**STATED PROBLEM:** Find how many lines in the data below include the word "约公元前", then write only that number.
** START OF EXERCISE MATERIAL **
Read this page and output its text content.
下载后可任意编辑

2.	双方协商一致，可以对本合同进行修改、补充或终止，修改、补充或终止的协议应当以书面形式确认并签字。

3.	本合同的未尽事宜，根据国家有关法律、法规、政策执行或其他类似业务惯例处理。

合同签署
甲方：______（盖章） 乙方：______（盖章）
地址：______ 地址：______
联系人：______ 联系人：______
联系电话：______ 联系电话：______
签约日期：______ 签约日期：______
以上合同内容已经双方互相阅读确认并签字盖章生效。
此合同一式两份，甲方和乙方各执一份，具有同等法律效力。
** END OF EXERCISE MATERIAL **
** START OF EXERCISE MATERIAL **
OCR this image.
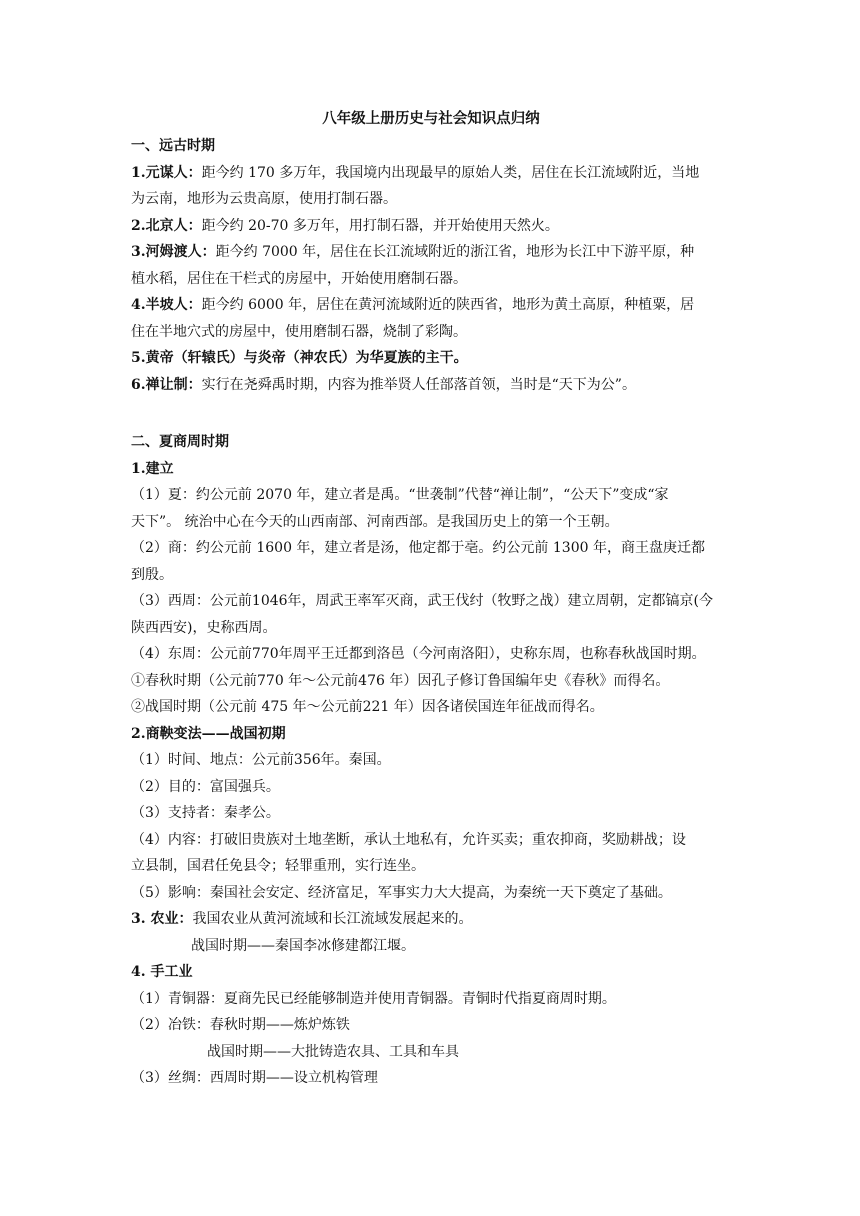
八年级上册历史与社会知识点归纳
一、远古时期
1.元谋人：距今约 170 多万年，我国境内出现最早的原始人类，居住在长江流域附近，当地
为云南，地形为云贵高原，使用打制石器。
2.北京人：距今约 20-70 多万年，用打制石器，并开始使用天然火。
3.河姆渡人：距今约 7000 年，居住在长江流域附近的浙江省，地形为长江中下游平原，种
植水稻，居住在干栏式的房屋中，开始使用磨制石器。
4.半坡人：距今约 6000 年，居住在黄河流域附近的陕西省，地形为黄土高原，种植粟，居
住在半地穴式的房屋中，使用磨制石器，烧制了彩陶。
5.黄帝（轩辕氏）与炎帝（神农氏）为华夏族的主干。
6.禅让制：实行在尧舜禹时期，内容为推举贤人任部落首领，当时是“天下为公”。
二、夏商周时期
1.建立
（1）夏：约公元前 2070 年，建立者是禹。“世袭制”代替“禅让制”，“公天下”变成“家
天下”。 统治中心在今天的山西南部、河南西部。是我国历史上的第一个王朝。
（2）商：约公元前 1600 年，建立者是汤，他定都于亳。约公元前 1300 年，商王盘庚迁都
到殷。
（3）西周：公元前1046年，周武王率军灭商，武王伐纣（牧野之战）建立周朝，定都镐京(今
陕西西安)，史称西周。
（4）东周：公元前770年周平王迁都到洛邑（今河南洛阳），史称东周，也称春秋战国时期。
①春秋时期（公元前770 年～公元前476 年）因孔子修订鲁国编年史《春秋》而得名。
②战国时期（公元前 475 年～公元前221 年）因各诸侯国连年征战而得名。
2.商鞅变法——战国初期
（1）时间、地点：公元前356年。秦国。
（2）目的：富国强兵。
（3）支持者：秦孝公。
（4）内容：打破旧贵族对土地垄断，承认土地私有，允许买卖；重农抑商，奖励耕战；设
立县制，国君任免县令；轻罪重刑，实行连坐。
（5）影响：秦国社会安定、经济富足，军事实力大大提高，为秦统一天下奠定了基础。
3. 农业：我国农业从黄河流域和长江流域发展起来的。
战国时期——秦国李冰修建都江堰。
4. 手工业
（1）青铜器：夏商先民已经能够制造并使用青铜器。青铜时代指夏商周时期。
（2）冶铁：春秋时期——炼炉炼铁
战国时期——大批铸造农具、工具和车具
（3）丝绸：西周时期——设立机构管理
** END OF EXERCISE MATERIAL **
**ANSWER FOR THE TASK:** 2